- **Exercise brief**
Retype the material below. Keep every word exactly as it is.
— Begin Provided data —
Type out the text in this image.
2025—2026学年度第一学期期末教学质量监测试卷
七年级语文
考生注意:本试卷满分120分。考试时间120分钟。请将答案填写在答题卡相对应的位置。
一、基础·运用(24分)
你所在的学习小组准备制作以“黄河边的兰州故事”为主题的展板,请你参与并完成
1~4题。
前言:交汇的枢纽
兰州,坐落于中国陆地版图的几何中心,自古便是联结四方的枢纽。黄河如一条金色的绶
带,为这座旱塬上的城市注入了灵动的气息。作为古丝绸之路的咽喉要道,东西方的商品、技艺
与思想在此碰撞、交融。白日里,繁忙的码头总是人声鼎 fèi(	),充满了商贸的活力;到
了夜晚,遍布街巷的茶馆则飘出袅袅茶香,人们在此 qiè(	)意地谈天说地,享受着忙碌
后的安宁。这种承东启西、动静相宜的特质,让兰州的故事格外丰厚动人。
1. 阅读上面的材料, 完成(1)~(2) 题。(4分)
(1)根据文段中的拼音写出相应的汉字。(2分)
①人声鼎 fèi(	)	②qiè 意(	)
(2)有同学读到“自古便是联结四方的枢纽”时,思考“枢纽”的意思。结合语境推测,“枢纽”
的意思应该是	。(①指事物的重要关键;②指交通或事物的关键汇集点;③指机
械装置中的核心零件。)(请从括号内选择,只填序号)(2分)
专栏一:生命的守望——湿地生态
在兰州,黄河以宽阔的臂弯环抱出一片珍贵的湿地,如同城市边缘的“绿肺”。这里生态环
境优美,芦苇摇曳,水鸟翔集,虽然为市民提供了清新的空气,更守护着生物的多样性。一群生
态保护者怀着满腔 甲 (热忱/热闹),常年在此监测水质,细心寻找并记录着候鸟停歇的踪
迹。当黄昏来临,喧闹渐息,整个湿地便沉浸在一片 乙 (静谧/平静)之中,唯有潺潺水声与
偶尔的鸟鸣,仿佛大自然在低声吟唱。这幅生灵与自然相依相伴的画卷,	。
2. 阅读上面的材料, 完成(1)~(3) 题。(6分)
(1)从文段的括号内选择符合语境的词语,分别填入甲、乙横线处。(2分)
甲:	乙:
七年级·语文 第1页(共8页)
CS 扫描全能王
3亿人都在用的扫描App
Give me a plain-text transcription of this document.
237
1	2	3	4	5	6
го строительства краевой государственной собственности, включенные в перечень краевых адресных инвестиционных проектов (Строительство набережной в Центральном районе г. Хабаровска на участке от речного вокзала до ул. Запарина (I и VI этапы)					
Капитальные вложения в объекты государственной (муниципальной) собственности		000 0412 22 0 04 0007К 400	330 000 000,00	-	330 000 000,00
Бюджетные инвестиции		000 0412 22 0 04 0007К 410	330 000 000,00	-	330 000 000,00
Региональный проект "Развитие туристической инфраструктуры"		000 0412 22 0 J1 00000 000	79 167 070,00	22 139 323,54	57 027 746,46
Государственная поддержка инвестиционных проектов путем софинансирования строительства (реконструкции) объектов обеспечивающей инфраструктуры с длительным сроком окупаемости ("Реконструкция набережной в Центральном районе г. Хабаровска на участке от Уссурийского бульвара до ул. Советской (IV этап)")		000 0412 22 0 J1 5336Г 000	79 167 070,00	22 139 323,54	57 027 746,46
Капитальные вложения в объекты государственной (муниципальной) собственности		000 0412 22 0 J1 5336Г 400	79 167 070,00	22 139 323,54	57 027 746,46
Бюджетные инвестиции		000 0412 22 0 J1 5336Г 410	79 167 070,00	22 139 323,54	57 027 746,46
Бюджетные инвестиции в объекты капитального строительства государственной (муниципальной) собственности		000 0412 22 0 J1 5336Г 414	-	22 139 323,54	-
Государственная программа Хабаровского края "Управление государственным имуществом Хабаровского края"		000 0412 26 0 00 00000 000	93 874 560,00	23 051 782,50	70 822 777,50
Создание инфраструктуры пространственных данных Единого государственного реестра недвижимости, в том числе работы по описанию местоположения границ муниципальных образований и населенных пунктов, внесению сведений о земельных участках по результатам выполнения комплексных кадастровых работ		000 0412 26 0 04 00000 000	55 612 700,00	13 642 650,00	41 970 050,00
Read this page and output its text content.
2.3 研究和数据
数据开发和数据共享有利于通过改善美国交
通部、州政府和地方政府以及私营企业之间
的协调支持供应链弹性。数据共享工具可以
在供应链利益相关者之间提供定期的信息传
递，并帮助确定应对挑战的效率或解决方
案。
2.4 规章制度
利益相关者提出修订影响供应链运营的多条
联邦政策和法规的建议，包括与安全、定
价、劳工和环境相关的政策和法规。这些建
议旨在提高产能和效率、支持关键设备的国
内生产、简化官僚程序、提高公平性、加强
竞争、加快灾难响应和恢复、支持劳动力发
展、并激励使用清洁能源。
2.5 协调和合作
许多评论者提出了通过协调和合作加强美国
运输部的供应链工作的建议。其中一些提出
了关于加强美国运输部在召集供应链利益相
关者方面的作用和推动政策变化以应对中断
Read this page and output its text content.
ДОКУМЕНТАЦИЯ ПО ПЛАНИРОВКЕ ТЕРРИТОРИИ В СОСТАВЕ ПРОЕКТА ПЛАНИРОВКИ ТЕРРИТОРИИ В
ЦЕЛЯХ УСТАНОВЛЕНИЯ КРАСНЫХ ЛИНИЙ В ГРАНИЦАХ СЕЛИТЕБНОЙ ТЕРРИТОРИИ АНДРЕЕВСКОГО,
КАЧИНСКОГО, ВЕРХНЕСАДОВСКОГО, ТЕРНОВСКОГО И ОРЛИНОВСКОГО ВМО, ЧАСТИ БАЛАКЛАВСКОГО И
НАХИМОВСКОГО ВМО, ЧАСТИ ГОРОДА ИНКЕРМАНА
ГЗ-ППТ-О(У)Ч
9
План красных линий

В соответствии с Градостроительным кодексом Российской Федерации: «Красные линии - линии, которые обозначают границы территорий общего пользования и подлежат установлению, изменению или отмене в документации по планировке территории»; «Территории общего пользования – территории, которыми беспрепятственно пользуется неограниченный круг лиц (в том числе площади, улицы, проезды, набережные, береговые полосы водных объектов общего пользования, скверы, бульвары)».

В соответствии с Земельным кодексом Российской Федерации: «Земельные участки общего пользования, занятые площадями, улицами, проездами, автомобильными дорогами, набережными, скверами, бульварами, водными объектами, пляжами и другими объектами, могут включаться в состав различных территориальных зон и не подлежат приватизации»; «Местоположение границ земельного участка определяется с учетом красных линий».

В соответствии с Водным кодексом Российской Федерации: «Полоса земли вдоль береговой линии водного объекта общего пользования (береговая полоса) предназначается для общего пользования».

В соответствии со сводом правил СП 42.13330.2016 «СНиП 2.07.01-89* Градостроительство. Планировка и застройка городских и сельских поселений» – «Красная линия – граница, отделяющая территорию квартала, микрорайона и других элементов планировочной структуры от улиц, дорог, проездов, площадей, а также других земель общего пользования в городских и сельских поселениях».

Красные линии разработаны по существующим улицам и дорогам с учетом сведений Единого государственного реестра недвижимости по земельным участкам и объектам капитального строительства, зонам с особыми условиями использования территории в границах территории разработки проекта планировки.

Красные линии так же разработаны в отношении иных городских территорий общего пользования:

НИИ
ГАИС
— End Provided data —
- **Solution to the problem**
Type out the text in this image.
2025—2026学年度第一学期期末教学质量监测试卷
七年级语文
考生注意:本试卷满分120分。考试时间120分钟。请将答案填写在答题卡相对应的位置。
一、基础·运用(24分)
你所在的学习小组准备制作以“黄河边的兰州故事”为主题的展板,请你参与并完成
1~4题。
前言:交汇的枢纽
兰州,坐落于中国陆地版图的几何中心,自古便是联结四方的枢纽。黄河如一条金色的绶
带,为这座旱塬上的城市注入了灵动的气息。作为古丝绸之路的咽喉要道,东西方的商品、技艺
与思想在此碰撞、交融。白日里,繁忙的码头总是人声鼎 fèi(	),充满了商贸的活力;到
了夜晚,遍布街巷的茶馆则飘出袅袅茶香,人们在此 qiè(	)意地谈天说地,享受着忙碌
后的安宁。这种承东启西、动静相宜的特质,让兰州的故事格外丰厚动人。
1. 阅读上面的材料, 完成(1)~(2) 题。(4分)
(1)根据文段中的拼音写出相应的汉字。(2分)
①人声鼎 fèi(	)	②qiè 意(	)
(2)有同学读到“自古便是联结四方的枢纽”时,思考“枢纽”的意思。结合语境推测,“枢纽”
的意思应该是	。(①指事物的重要关键;②指交通或事物的关键汇集点;③指机
械装置中的核心零件。)(请从括号内选择,只填序号)(2分)
专栏一:生命的守望——湿地生态
在兰州,黄河以宽阔的臂弯环抱出一片珍贵的湿地,如同城市边缘的“绿肺”。这里生态环
境优美,芦苇摇曳,水鸟翔集,虽然为市民提供了清新的空气,更守护着生物的多样性。一群生
态保护者怀着满腔 甲 (热忱/热闹),常年在此监测水质,细心寻找并记录着候鸟停歇的踪
迹。当黄昏来临,喧闹渐息,整个湿地便沉浸在一片 乙 (静谧/平静)之中,唯有潺潺水声与
偶尔的鸟鸣,仿佛大自然在低声吟唱。这幅生灵与自然相依相伴的画卷,	。
2. 阅读上面的材料, 完成(1)~(3) 题。(6分)
(1)从文段的括号内选择符合语境的词语,分别填入甲、乙横线处。(2分)
甲:	乙:
七年级·语文 第1页(共8页)
CS 扫描全能王
3亿人都在用的扫描App
Give me a plain-text transcription of this document.
237
1	2	3	4	5	6
го строительства краевой государственной собственности, включенные в перечень краевых адресных инвестиционных проектов (Строительство набережной в Центральном районе г. Хабаровска на участке от речного вокзала до ул. Запарина (I и VI этапы)					
Капитальные вложения в объекты государственной (муниципальной) собственности		000 0412 22 0 04 0007К 400	330 000 000,00	-	330 000 000,00
Бюджетные инвестиции		000 0412 22 0 04 0007К 410	330 000 000,00	-	330 000 000,00
Региональный проект "Развитие туристической инфраструктуры"		000 0412 22 0 J1 00000 000	79 167 070,00	22 139 323,54	57 027 746,46
Государственная поддержка инвестиционных проектов путем софинансирования строительства (реконструкции) объектов обеспечивающей инфраструктуры с длительным сроком окупаемости ("Реконструкция набережной в Центральном районе г. Хабаровска на участке от Уссурийского бульвара до ул. Советской (IV этап)")		000 0412 22 0 J1 5336Г 000	79 167 070,00	22 139 323,54	57 027 746,46
Капитальные вложения в объекты государственной (муниципальной) собственности		000 0412 22 0 J1 5336Г 400	79 167 070,00	22 139 323,54	57 027 746,46
Бюджетные инвестиции		000 0412 22 0 J1 5336Г 410	79 167 070,00	22 139 323,54	57 027 746,46
Бюджетные инвестиции в объекты капитального строительства государственной (муниципальной) собственности		000 0412 22 0 J1 5336Г 414	-	22 139 323,54	-
Государственная программа Хабаровского края "Управление государственным имуществом Хабаровского края"		000 0412 26 0 00 00000 000	93 874 560,00	23 051 782,50	70 822 777,50
Создание инфраструктуры пространственных данных Единого государственного реестра недвижимости, в том числе работы по описанию местоположения границ муниципальных образований и населенных пунктов, внесению сведений о земельных участках по результатам выполнения комплексных кадастровых работ		000 0412 26 0 04 00000 000	55 612 700,00	13 642 650,00	41 970 050,00
Read this page and output its text content.
2.3 研究和数据
数据开发和数据共享有利于通过改善美国交
通部、州政府和地方政府以及私营企业之间
的协调支持供应链弹性。数据共享工具可以
在供应链利益相关者之间提供定期的信息传
递，并帮助确定应对挑战的效率或解决方
案。
2.4 规章制度
利益相关者提出修订影响供应链运营的多条
联邦政策和法规的建议，包括与安全、定
价、劳工和环境相关的政策和法规。这些建
议旨在提高产能和效率、支持关键设备的国
内生产、简化官僚程序、提高公平性、加强
竞争、加快灾难响应和恢复、支持劳动力发
展、并激励使用清洁能源。
2.5 协调和合作
许多评论者提出了通过协调和合作加强美国
运输部的供应链工作的建议。其中一些提出
了关于加强美国运输部在召集供应链利益相
关者方面的作用和推动政策变化以应对中断
Read this page and output its text content.
ДОКУМЕНТАЦИЯ ПО ПЛАНИРОВКЕ ТЕРРИТОРИИ В СОСТАВЕ ПРОЕКТА ПЛАНИРОВКИ ТЕРРИТОРИИ В
ЦЕЛЯХ УСТАНОВЛЕНИЯ КРАСНЫХ ЛИНИЙ В ГРАНИЦАХ СЕЛИТЕБНОЙ ТЕРРИТОРИИ АНДРЕЕВСКОГО,
КАЧИНСКОГО, ВЕРХНЕСАДОВСКОГО, ТЕРНОВСКОГО И ОРЛИНОВСКОГО ВМО, ЧАСТИ БАЛАКЛАВСКОГО И
НАХИМОВСКОГО ВМО, ЧАСТИ ГОРОДА ИНКЕРМАНА
ГЗ-ППТ-О(У)Ч
9
План красных линий

В соответствии с Градостроительным кодексом Российской Федерации: «Красные линии - линии, которые обозначают границы территорий общего пользования и подлежат установлению, изменению или отмене в документации по планировке территории»; «Территории общего пользования – территории, которыми беспрепятственно пользуется неограниченный круг лиц (в том числе площади, улицы, проезды, набережные, береговые полосы водных объектов общего пользования, скверы, бульвары)».

В соответствии с Земельным кодексом Российской Федерации: «Земельные участки общего пользования, занятые площадями, улицами, проездами, автомобильными дорогами, набережными, скверами, бульварами, водными объектами, пляжами и другими объектами, могут включаться в состав различных территориальных зон и не подлежат приватизации»; «Местоположение границ земельного участка определяется с учетом красных линий».

В соответствии с Водным кодексом Российской Федерации: «Полоса земли вдоль береговой линии водного объекта общего пользования (береговая полоса) предназначается для общего пользования».

В соответствии со сводом правил СП 42.13330.2016 «СНиП 2.07.01-89* Градостроительство. Планировка и застройка городских и сельских поселений» – «Красная линия – граница, отделяющая территорию квартала, микрорайона и других элементов планировочной структуры от улиц, дорог, проездов, площадей, а также других земель общего пользования в городских и сельских поселениях».

Красные линии разработаны по существующим улицам и дорогам с учетом сведений Единого государственного реестра недвижимости по земельным участкам и объектам капитального строительства, зонам с особыми условиями использования территории в границах территории разработки проекта планировки.

Красные линии так же разработаны в отношении иных городских территорий общего пользования:

НИИ
ГАИС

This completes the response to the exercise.